> **Records for this exercise**
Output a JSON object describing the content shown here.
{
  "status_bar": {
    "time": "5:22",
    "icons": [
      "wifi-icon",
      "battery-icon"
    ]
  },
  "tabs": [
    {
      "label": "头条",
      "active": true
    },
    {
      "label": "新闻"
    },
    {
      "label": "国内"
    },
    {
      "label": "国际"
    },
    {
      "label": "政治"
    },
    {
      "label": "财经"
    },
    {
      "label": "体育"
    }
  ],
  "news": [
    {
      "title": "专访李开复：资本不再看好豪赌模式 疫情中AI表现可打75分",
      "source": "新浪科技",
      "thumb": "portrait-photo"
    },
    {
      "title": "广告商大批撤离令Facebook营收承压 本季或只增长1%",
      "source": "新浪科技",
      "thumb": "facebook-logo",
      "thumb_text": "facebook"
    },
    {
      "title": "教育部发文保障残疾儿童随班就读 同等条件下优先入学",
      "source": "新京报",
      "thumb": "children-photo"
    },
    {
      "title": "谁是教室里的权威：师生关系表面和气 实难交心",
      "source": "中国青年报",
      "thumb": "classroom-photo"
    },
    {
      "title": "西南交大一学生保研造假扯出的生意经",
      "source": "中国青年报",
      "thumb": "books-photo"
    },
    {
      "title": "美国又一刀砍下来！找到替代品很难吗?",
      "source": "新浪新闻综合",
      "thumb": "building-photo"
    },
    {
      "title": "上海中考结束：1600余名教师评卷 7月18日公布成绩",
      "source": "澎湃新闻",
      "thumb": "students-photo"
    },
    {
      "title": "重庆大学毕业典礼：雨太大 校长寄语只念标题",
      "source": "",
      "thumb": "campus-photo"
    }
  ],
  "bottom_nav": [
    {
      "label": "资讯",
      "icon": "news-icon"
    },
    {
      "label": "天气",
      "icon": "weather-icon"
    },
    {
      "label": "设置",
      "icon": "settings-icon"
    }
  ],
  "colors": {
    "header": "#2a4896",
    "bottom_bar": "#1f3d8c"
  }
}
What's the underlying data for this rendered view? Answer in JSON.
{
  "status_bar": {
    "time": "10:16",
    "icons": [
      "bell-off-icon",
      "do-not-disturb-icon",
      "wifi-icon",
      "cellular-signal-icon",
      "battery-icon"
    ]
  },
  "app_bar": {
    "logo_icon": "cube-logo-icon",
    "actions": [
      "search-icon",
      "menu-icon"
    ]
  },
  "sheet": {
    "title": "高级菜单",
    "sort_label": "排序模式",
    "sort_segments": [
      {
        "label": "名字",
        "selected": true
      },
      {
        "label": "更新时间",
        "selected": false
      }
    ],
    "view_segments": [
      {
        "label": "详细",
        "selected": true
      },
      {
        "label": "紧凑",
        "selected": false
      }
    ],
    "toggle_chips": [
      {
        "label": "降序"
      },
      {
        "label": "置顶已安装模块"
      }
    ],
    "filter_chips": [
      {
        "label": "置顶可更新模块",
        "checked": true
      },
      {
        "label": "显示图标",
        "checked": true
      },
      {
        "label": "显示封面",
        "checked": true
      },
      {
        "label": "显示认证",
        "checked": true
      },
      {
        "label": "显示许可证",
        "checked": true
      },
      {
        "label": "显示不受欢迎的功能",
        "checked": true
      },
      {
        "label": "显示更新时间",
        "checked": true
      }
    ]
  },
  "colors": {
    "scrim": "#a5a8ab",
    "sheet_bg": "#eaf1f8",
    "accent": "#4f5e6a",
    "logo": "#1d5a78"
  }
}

> **Task details**
Extract every line above exactly as it stands.

> **Solution for this task**
Output a JSON object describing the content shown here.
{
  "status_bar": {
    "time": "5:22",
    "icons": [
      "wifi-icon",
      "battery-icon"
    ]
  },
  "tabs": [
    {
      "label": "头条",
      "active": true
    },
    {
      "label": "新闻"
    },
    {
      "label": "国内"
    },
    {
      "label": "国际"
    },
    {
      "label": "政治"
    },
    {
      "label": "财经"
    },
    {
      "label": "体育"
    }
  ],
  "news": [
    {
      "title": "专访李开复：资本不再看好豪赌模式 疫情中AI表现可打75分",
      "source": "新浪科技",
      "thumb": "portrait-photo"
    },
    {
      "title": "广告商大批撤离令Facebook营收承压 本季或只增长1%",
      "source": "新浪科技",
      "thumb": "facebook-logo",
      "thumb_text": "facebook"
    },
    {
      "title": "教育部发文保障残疾儿童随班就读 同等条件下优先入学",
      "source": "新京报",
      "thumb": "children-photo"
    },
    {
      "title": "谁是教室里的权威：师生关系表面和气 实难交心",
      "source": "中国青年报",
      "thumb": "classroom-photo"
    },
    {
      "title": "西南交大一学生保研造假扯出的生意经",
      "source": "中国青年报",
      "thumb": "books-photo"
    },
    {
      "title": "美国又一刀砍下来！找到替代品很难吗?",
      "source": "新浪新闻综合",
      "thumb": "building-photo"
    },
    {
      "title": "上海中考结束：1600余名教师评卷 7月18日公布成绩",
      "source": "澎湃新闻",
      "thumb": "students-photo"
    },
    {
      "title": "重庆大学毕业典礼：雨太大 校长寄语只念标题",
      "source": "",
      "thumb": "campus-photo"
    }
  ],
  "bottom_nav": [
    {
      "label": "资讯",
      "icon": "news-icon"
    },
    {
      "label": "天气",
      "icon": "weather-icon"
    },
    {
      "label": "设置",
      "icon": "settings-icon"
    }
  ],
  "colors": {
    "header": "#2a4896",
    "bottom_bar": "#1f3d8c"
  }
}
What's the underlying data for this rendered view? Answer in JSON.
{
  "status_bar": {
    "time": "10:16",
    "icons": [
      "bell-off-icon",
      "do-not-disturb-icon",
      "wifi-icon",
      "cellular-signal-icon",
      "battery-icon"
    ]
  },
  "app_bar": {
    "logo_icon": "cube-logo-icon",
    "actions": [
      "search-icon",
      "menu-icon"
    ]
  },
  "sheet": {
    "title": "高级菜单",
    "sort_label": "排序模式",
    "sort_segments": [
      {
        "label": "名字",
        "selected": true
      },
      {
        "label": "更新时间",
        "selected": false
      }
    ],
    "view_segments": [
      {
        "label": "详细",
        "selected": true
      },
      {
        "label": "紧凑",
        "selected": false
      }
    ],
    "toggle_chips": [
      {
        "label": "降序"
      },
      {
        "label": "置顶已安装模块"
      }
    ],
    "filter_chips": [
      {
        "label": "置顶可更新模块",
        "checked": true
      },
      {
        "label": "显示图标",
        "checked": true
      },
      {
        "label": "显示封面",
        "checked": true
      },
      {
        "label": "显示认证",
        "checked": true
      },
      {
        "label": "显示许可证",
        "checked": true
      },
      {
        "label": "显示不受欢迎的功能",
        "checked": true
      },
      {
        "label": "显示更新时间",
        "checked": true
      }
    ]
  },
  "colors": {
    "scrim": "#a5a8ab",
    "sheet_bg": "#eaf1f8",
    "accent": "#4f5e6a",
    "logo": "#1d5a78"
  }
}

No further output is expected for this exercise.